[Excerpts from a figure dataset]
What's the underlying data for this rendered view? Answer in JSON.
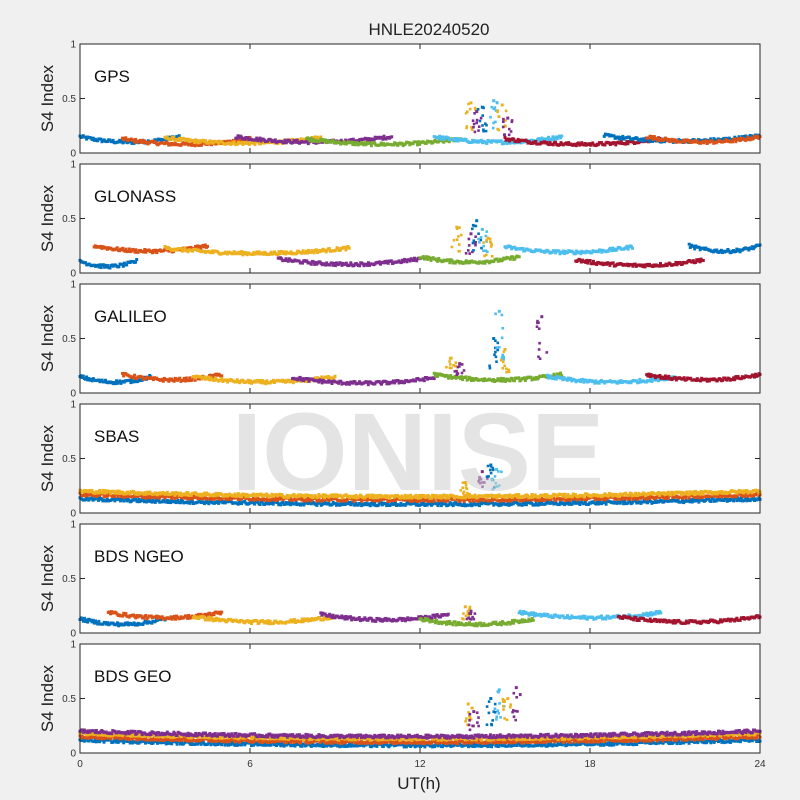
{
  "chart_data": {
    "type": "scatter",
    "title": "HNLE20240520",
    "xlabel": "UT(h)",
    "ylabel": "S4 Index",
    "xlim": [
      0,
      24
    ],
    "ylim": [
      0,
      1
    ],
    "xticks": [
      "0",
      "6",
      "12",
      "18",
      "24"
    ],
    "yticks": [
      "0",
      "0.5",
      "1"
    ],
    "grid": false,
    "watermark": "IONISE",
    "colors": [
      "#0072BD",
      "#D95319",
      "#EDB120",
      "#7E2F8E",
      "#77AC30",
      "#4DBEEE",
      "#A2142F"
    ],
    "panels": [
      {
        "name": "GPS",
        "baseline": 0.08,
        "arcs": [
          {
            "start": 0.0,
            "end": 3.5,
            "level": 0.1
          },
          {
            "start": 1.5,
            "end": 6.0,
            "level": 0.08
          },
          {
            "start": 3.0,
            "end": 8.5,
            "level": 0.09
          },
          {
            "start": 5.5,
            "end": 11.0,
            "level": 0.1
          },
          {
            "start": 8.0,
            "end": 13.5,
            "level": 0.08
          },
          {
            "start": 12.5,
            "end": 17.0,
            "level": 0.1
          },
          {
            "start": 15.0,
            "end": 20.5,
            "level": 0.08
          },
          {
            "start": 18.5,
            "end": 24.0,
            "level": 0.11
          },
          {
            "start": 20.0,
            "end": 24.0,
            "level": 0.1
          }
        ],
        "spikes": [
          {
            "t": 13.8,
            "s4": 0.46
          },
          {
            "t": 14.0,
            "s4": 0.38
          },
          {
            "t": 14.2,
            "s4": 0.42
          },
          {
            "t": 14.6,
            "s4": 0.48
          },
          {
            "t": 14.9,
            "s4": 0.44
          },
          {
            "t": 15.1,
            "s4": 0.32
          }
        ]
      },
      {
        "name": "GLONASS",
        "baseline": 0.06,
        "arcs": [
          {
            "start": 0.0,
            "end": 2.0,
            "level": 0.06
          },
          {
            "start": 0.5,
            "end": 4.5,
            "level": 0.2
          },
          {
            "start": 3.0,
            "end": 9.5,
            "level": 0.18
          },
          {
            "start": 7.0,
            "end": 12.0,
            "level": 0.08
          },
          {
            "start": 12.0,
            "end": 15.5,
            "level": 0.1
          },
          {
            "start": 15.0,
            "end": 19.5,
            "level": 0.19
          },
          {
            "start": 17.5,
            "end": 22.0,
            "level": 0.07
          },
          {
            "start": 21.5,
            "end": 24.0,
            "level": 0.2
          }
        ],
        "spikes": [
          {
            "t": 13.3,
            "s4": 0.42
          },
          {
            "t": 13.8,
            "s4": 0.36
          },
          {
            "t": 14.0,
            "s4": 0.48
          },
          {
            "t": 14.2,
            "s4": 0.4
          },
          {
            "t": 14.4,
            "s4": 0.32
          }
        ]
      },
      {
        "name": "GALILEO",
        "baseline": 0.07,
        "arcs": [
          {
            "start": 0.0,
            "end": 2.5,
            "level": 0.1
          },
          {
            "start": 1.5,
            "end": 5.0,
            "level": 0.12
          },
          {
            "start": 4.0,
            "end": 9.0,
            "level": 0.1
          },
          {
            "start": 7.5,
            "end": 12.5,
            "level": 0.09
          },
          {
            "start": 12.5,
            "end": 17.0,
            "level": 0.12
          },
          {
            "start": 16.5,
            "end": 21.0,
            "level": 0.1
          },
          {
            "start": 20.0,
            "end": 24.0,
            "level": 0.12
          }
        ],
        "spikes": [
          {
            "t": 13.1,
            "s4": 0.32
          },
          {
            "t": 13.4,
            "s4": 0.27
          },
          {
            "t": 14.6,
            "s4": 0.5
          },
          {
            "t": 14.8,
            "s4": 0.75
          },
          {
            "t": 15.0,
            "s4": 0.4
          },
          {
            "t": 16.3,
            "s4": 0.7
          }
        ]
      },
      {
        "name": "SBAS",
        "baseline": 0.11,
        "arcs": [
          {
            "start": 0.0,
            "end": 24.0,
            "level": 0.08
          },
          {
            "start": 0.0,
            "end": 24.0,
            "level": 0.12
          },
          {
            "start": 0.0,
            "end": 24.0,
            "level": 0.15
          }
        ],
        "spikes": [
          {
            "t": 13.6,
            "s4": 0.28
          },
          {
            "t": 14.2,
            "s4": 0.38
          },
          {
            "t": 14.5,
            "s4": 0.44
          },
          {
            "t": 14.7,
            "s4": 0.4
          }
        ]
      },
      {
        "name": "BDS NGEO",
        "baseline": 0.06,
        "arcs": [
          {
            "start": 0.0,
            "end": 3.0,
            "level": 0.08
          },
          {
            "start": 1.0,
            "end": 5.0,
            "level": 0.14
          },
          {
            "start": 4.0,
            "end": 9.0,
            "level": 0.1
          },
          {
            "start": 8.5,
            "end": 13.0,
            "level": 0.12
          },
          {
            "start": 12.0,
            "end": 16.0,
            "level": 0.08
          },
          {
            "start": 15.5,
            "end": 20.5,
            "level": 0.14
          },
          {
            "start": 19.0,
            "end": 24.0,
            "level": 0.1
          }
        ],
        "spikes": [
          {
            "t": 13.6,
            "s4": 0.24
          },
          {
            "t": 13.8,
            "s4": 0.2
          }
        ]
      },
      {
        "name": "BDS GEO",
        "baseline": 0.12,
        "arcs": [
          {
            "start": 0.0,
            "end": 24.0,
            "level": 0.07
          },
          {
            "start": 0.0,
            "end": 24.0,
            "level": 0.1
          },
          {
            "start": 0.0,
            "end": 24.0,
            "level": 0.13
          },
          {
            "start": 0.0,
            "end": 24.0,
            "level": 0.15
          }
        ],
        "spikes": [
          {
            "t": 13.7,
            "s4": 0.45
          },
          {
            "t": 13.9,
            "s4": 0.38
          },
          {
            "t": 14.5,
            "s4": 0.5
          },
          {
            "t": 14.8,
            "s4": 0.58
          },
          {
            "t": 15.1,
            "s4": 0.5
          },
          {
            "t": 15.4,
            "s4": 0.6
          }
        ]
      }
    ]
  }
}
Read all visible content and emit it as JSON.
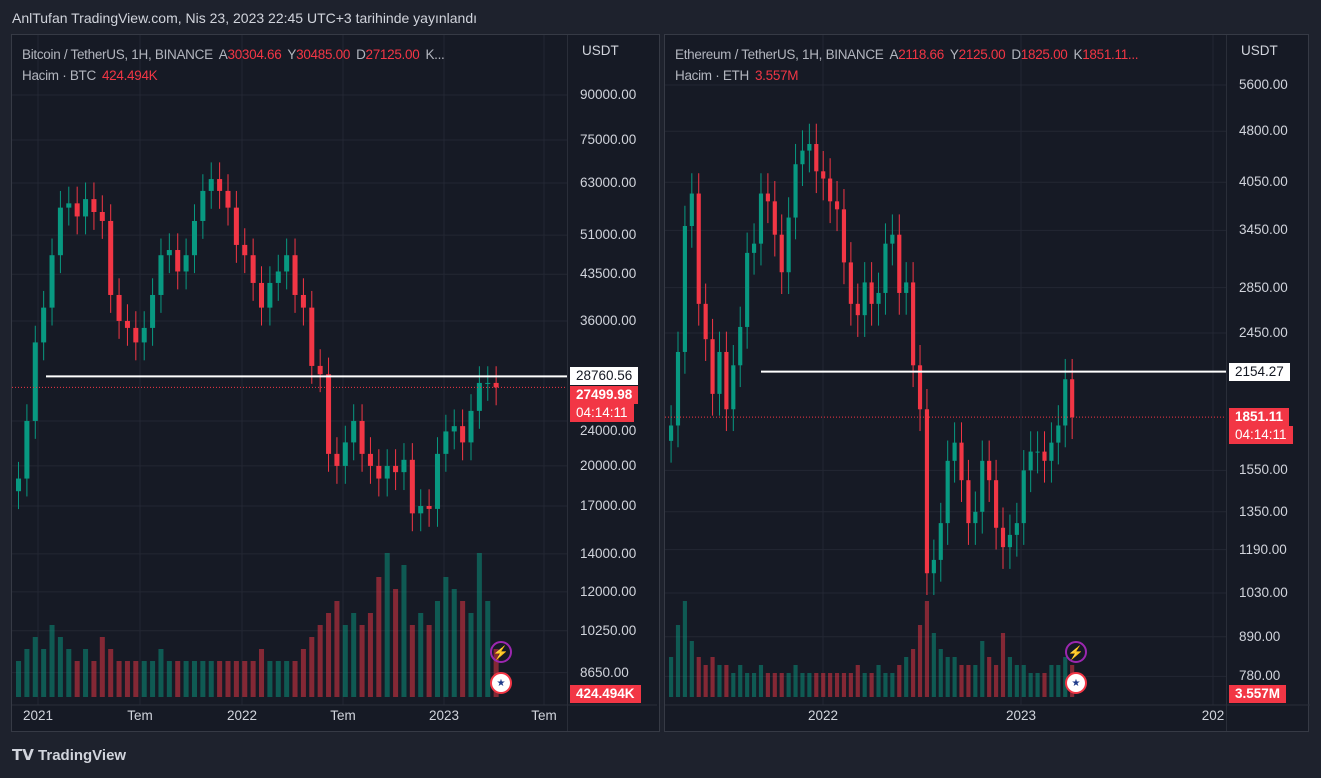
{
  "header": {
    "published": "AnlTufan TradingView.com, Nis 23, 2023 22:45 UTC+3 tarihinde yayınlandı"
  },
  "footer": {
    "brand": "TradingView"
  },
  "colors": {
    "up": "#089981",
    "down": "#f23645",
    "bg": "#161a25"
  },
  "charts": [
    {
      "symbol": "Bitcoin / TetherUS, 1H, BINANCE",
      "o_label": "A",
      "o": "30304.66",
      "h_label": "Y",
      "h": "30485.00",
      "l_label": "D",
      "l": "27125.00",
      "c_label": "K...",
      "volume_label": "Hacim · BTC",
      "volume": "424.494K",
      "currency": "USDT",
      "price_ticks": [
        "90000.00",
        "75000.00",
        "63000.00",
        "51000.00",
        "43500.00",
        "36000.00",
        "24000.00",
        "20000.00",
        "17000.00",
        "14000.00",
        "12000.00",
        "10250.00",
        "8650.00"
      ],
      "time_labels": [
        "2021",
        "Tem",
        "2022",
        "Tem",
        "2023",
        "Tem"
      ],
      "hline": "28760.56",
      "last_price": "27499.98",
      "countdown": "04:14:11",
      "volume_tag": "424.494K",
      "closes": [
        19000,
        24000,
        33000,
        38000,
        47000,
        57000,
        58000,
        55000,
        59000,
        56000,
        54000,
        40000,
        36000,
        35000,
        33000,
        35000,
        40000,
        47000,
        48000,
        44000,
        47000,
        54000,
        61000,
        64000,
        61000,
        57000,
        49000,
        47000,
        42000,
        38000,
        42000,
        44000,
        47000,
        40000,
        38000,
        30000,
        29000,
        21000,
        20000,
        22000,
        24000,
        21000,
        20000,
        19000,
        20000,
        19500,
        20500,
        16500,
        17000,
        16800,
        21000,
        23000,
        23500,
        22000,
        25000,
        28000,
        28000,
        27500
      ],
      "volumes": [
        3,
        4,
        5,
        4,
        6,
        5,
        4,
        3,
        4,
        3,
        5,
        4,
        3,
        3,
        3,
        3,
        3,
        4,
        3,
        3,
        3,
        3,
        3,
        3,
        3,
        3,
        3,
        3,
        3,
        4,
        3,
        3,
        3,
        3,
        4,
        5,
        6,
        7,
        8,
        6,
        7,
        6,
        7,
        10,
        12,
        9,
        11,
        6,
        7,
        6,
        8,
        10,
        9,
        8,
        7,
        12,
        8,
        4
      ]
    },
    {
      "symbol": "Ethereum / TetherUS, 1H, BINANCE",
      "o_label": "A",
      "o": "2118.66",
      "h_label": "Y",
      "h": "2125.00",
      "l_label": "D",
      "l": "1825.00",
      "c_label": "K",
      "c": "1851.11...",
      "volume_label": "Hacim · ETH",
      "volume": "3.557M",
      "currency": "USDT",
      "price_ticks": [
        "5600.00",
        "4800.00",
        "4050.00",
        "3450.00",
        "2850.00",
        "2450.00",
        "1550.00",
        "1350.00",
        "1190.00",
        "1030.00",
        "890.00",
        "780.00"
      ],
      "time_labels": [
        "2022",
        "2023",
        "202"
      ],
      "hline": "2154.27",
      "last_price": "1851.11",
      "countdown": "04:14:11",
      "volume_tag": "3.557M",
      "closes": [
        1800,
        2300,
        3500,
        3900,
        2700,
        2400,
        2000,
        2300,
        1900,
        2200,
        2500,
        3200,
        3300,
        3900,
        3800,
        3400,
        3000,
        3600,
        4300,
        4500,
        4600,
        4200,
        4100,
        3800,
        3700,
        3100,
        2700,
        2600,
        2900,
        2700,
        2800,
        3300,
        3400,
        2800,
        2900,
        2200,
        1900,
        1100,
        1150,
        1300,
        1600,
        1700,
        1500,
        1300,
        1350,
        1600,
        1500,
        1280,
        1200,
        1250,
        1300,
        1550,
        1650,
        1650,
        1600,
        1700,
        1800,
        2100,
        1850
      ],
      "volumes": [
        5,
        9,
        12,
        7,
        5,
        4,
        5,
        4,
        4,
        3,
        4,
        3,
        3,
        4,
        3,
        3,
        3,
        3,
        4,
        3,
        3,
        3,
        3,
        3,
        3,
        3,
        3,
        4,
        3,
        3,
        4,
        3,
        3,
        4,
        5,
        6,
        9,
        12,
        8,
        6,
        5,
        5,
        4,
        4,
        4,
        7,
        5,
        4,
        8,
        5,
        4,
        4,
        3,
        3,
        3,
        4,
        4,
        5,
        4
      ]
    }
  ]
}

# EXERCISE AIM
Look through the entries above for the word "BINANCE". Copy every line where it shows up.

# WRITTEN ANSWER
      "symbol": "Bitcoin / TetherUS, 1H, BINANCE",
      "symbol": "Ethereum / TetherUS, 1H, BINANCE",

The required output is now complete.